### Job:
Output the material below in its entirety, exactly as given.

[Stored records]
☆ ☆ ☆ ☆
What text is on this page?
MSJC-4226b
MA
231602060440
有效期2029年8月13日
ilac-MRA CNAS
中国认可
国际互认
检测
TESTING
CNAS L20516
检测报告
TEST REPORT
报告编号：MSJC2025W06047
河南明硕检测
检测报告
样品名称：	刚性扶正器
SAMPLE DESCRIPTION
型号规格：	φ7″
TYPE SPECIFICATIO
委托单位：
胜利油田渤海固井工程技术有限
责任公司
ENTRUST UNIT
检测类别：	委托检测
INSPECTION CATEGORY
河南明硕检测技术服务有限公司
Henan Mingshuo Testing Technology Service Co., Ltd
☆ ☆ ☆ ☆
### Solution to the problem:
What text is on this page?
MSJC-4226b
MA
231602060440
有效期2029年8月13日
ilac-MRA CNAS
中国认可
国际互认
检测
TESTING
CNAS L20516
检测报告
TEST REPORT
报告编号：MSJC2025W06047
河南明硕检测
检测报告
样品名称：	刚性扶正器
SAMPLE DESCRIPTION
型号规格：	φ7″
TYPE SPECIFICATIO
委托单位：
胜利油田渤海固井工程技术有限
责任公司
ENTRUST UNIT
检测类别：	委托检测
INSPECTION CATEGORY
河南明硕检测技术服务有限公司
Henan Mingshuo Testing Technology Service Co., Ltd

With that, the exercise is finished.